Task goal:
Transcribe every entry word for word, but skip the images.

::::::::

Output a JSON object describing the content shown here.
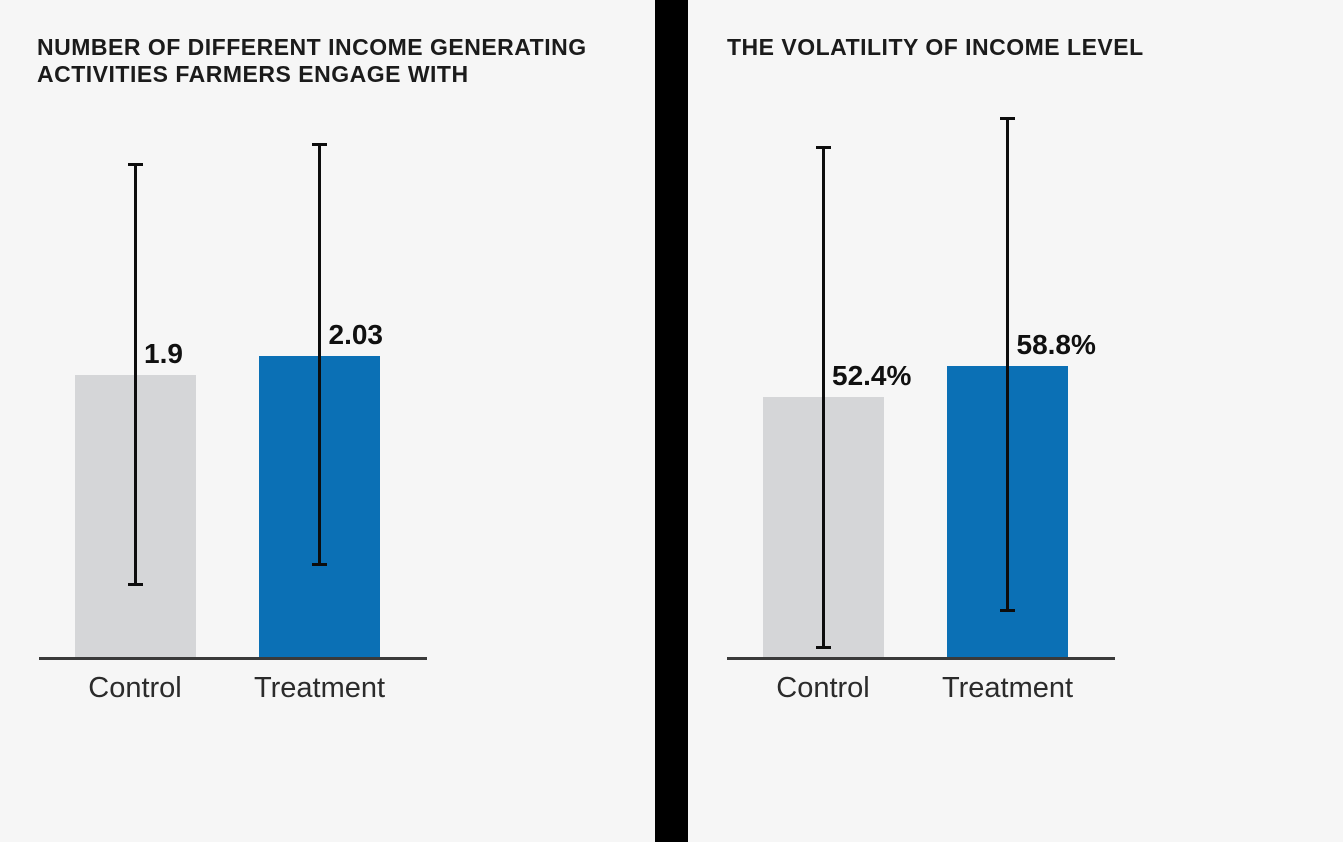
{
  "page": {
    "background_color": "#f6f6f6",
    "divider_color": "#000000",
    "axis_color": "#3a3a3a",
    "error_bar_color": "#0d0d0d"
  },
  "chart_data": [
    {
      "type": "bar",
      "title": "NUMBER OF DIFFERENT INCOME GENERATING ACTIVITIES FARMERS ENGAGE WITH",
      "categories": [
        "Control",
        "Treatment"
      ],
      "values": [
        1.9,
        2.03
      ],
      "value_labels": [
        "1.9",
        "2.03"
      ],
      "series_colors": [
        "#d5d6d8",
        "#0b70b5"
      ],
      "error_bars": {
        "low": [
          0.5,
          0.63
        ],
        "high": [
          3.31,
          3.44
        ]
      },
      "ylim": [
        0,
        3.74
      ],
      "xlabel": "",
      "ylabel": "",
      "grid": false,
      "legend": false
    },
    {
      "type": "bar",
      "title": "THE VOLATILITY OF INCOME LEVEL",
      "categories": [
        "Control",
        "Treatment"
      ],
      "values": [
        52.4,
        58.8
      ],
      "value_labels": [
        "52.4%",
        "58.8%"
      ],
      "series_colors": [
        "#d5d6d8",
        "#0b70b5"
      ],
      "error_bars": {
        "low": [
          2.4,
          9.8
        ],
        "high": [
          102.4,
          108.2
        ]
      },
      "ylim": [
        0,
        112
      ],
      "xlabel": "",
      "ylabel": "",
      "grid": false,
      "legend": false
    }
  ]
}
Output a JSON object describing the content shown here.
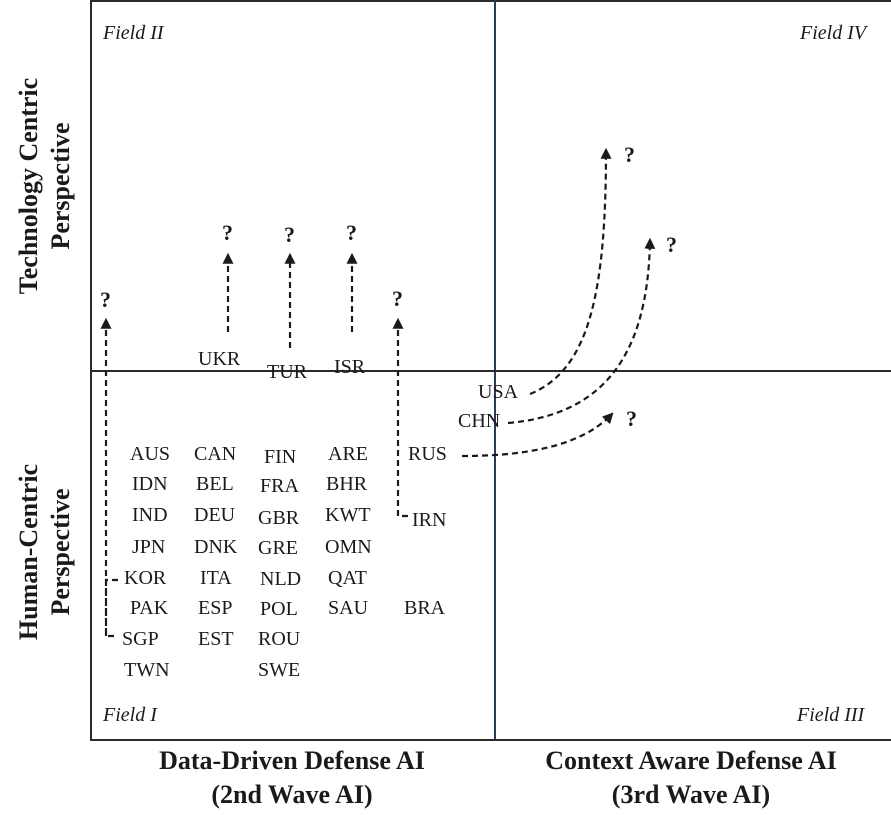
{
  "fields": {
    "field_ii": "Field II",
    "field_iv": "Field IV",
    "field_i": "Field I",
    "field_iii": "Field III"
  },
  "y_axis": {
    "top_line1": "Technology Centric",
    "top_line2": "Perspective",
    "bottom_line1": "Human-Centric",
    "bottom_line2": "Perspective"
  },
  "x_axis": {
    "left_line1": "Data-Driven Defense AI",
    "left_line2": "(2nd Wave AI)",
    "right_line1": "Context Aware Defense AI",
    "right_line2": "(3rd Wave AI)"
  },
  "question_mark": "?",
  "countries": {
    "ukr": "UKR",
    "tur": "TUR",
    "isr": "ISR",
    "usa": "USA",
    "chn": "CHN",
    "rus": "RUS",
    "irn": "IRN",
    "aus": "AUS",
    "idn": "IDN",
    "ind": "IND",
    "jpn": "JPN",
    "kor": "KOR",
    "pak": "PAK",
    "sgp": "SGP",
    "twn": "TWN",
    "can": "CAN",
    "bel": "BEL",
    "deu": "DEU",
    "dnk": "DNK",
    "ita": "ITA",
    "esp": "ESP",
    "est": "EST",
    "fin": "FIN",
    "fra": "FRA",
    "gbr": "GBR",
    "gre": "GRE",
    "nld": "NLD",
    "pol": "POL",
    "rou": "ROU",
    "swe": "SWE",
    "are": "ARE",
    "bhr": "BHR",
    "kwt": "KWT",
    "omn": "OMN",
    "qat": "QAT",
    "sau": "SAU",
    "bra": "BRA"
  }
}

::::::::

Correct response:
Output a JSON object describing the content shown here.
{
  "page": {
    "background_color": "#f6f6f6",
    "divider_color": "#000000",
    "axis_color": "#3a3a3a",
    "error_bar_color": "#0d0d0d"
  },
  "chart_data": [
    {
      "type": "bar",
      "title": "NUMBER OF DIFFERENT INCOME GENERATING ACTIVITIES FARMERS ENGAGE WITH",
      "categories": [
        "Control",
        "Treatment"
      ],
      "values": [
        1.9,
        2.03
      ],
      "value_labels": [
        "1.9",
        "2.03"
      ],
      "series_colors": [
        "#d5d6d8",
        "#0b70b5"
      ],
      "error_bars": {
        "low": [
          0.5,
          0.63
        ],
        "high": [
          3.31,
          3.44
        ]
      },
      "ylim": [
        0,
        3.74
      ],
      "xlabel": "",
      "ylabel": "",
      "grid": false,
      "legend": false
    },
    {
      "type": "bar",
      "title": "THE VOLATILITY OF INCOME LEVEL",
      "categories": [
        "Control",
        "Treatment"
      ],
      "values": [
        52.4,
        58.8
      ],
      "value_labels": [
        "52.4%",
        "58.8%"
      ],
      "series_colors": [
        "#d5d6d8",
        "#0b70b5"
      ],
      "error_bars": {
        "low": [
          2.4,
          9.8
        ],
        "high": [
          102.4,
          108.2
        ]
      },
      "ylim": [
        0,
        112
      ],
      "xlabel": "",
      "ylabel": "",
      "grid": false,
      "legend": false
    }
  ]
}
Output a JSON object describing the content shown here.
{
  "fields": {
    "field_ii": "Field II",
    "field_iv": "Field IV",
    "field_i": "Field I",
    "field_iii": "Field III"
  },
  "y_axis": {
    "top_line1": "Technology Centric",
    "top_line2": "Perspective",
    "bottom_line1": "Human-Centric",
    "bottom_line2": "Perspective"
  },
  "x_axis": {
    "left_line1": "Data-Driven Defense AI",
    "left_line2": "(2nd Wave AI)",
    "right_line1": "Context Aware Defense AI",
    "right_line2": "(3rd Wave AI)"
  },
  "question_mark": "?",
  "countries": {
    "ukr": "UKR",
    "tur": "TUR",
    "isr": "ISR",
    "usa": "USA",
    "chn": "CHN",
    "rus": "RUS",
    "irn": "IRN",
    "aus": "AUS",
    "idn": "IDN",
    "ind": "IND",
    "jpn": "JPN",
    "kor": "KOR",
    "pak": "PAK",
    "sgp": "SGP",
    "twn": "TWN",
    "can": "CAN",
    "bel": "BEL",
    "deu": "DEU",
    "dnk": "DNK",
    "ita": "ITA",
    "esp": "ESP",
    "est": "EST",
    "fin": "FIN",
    "fra": "FRA",
    "gbr": "GBR",
    "gre": "GRE",
    "nld": "NLD",
    "pol": "POL",
    "rou": "ROU",
    "swe": "SWE",
    "are": "ARE",
    "bhr": "BHR",
    "kwt": "KWT",
    "omn": "OMN",
    "qat": "QAT",
    "sau": "SAU",
    "bra": "BRA"
  }
}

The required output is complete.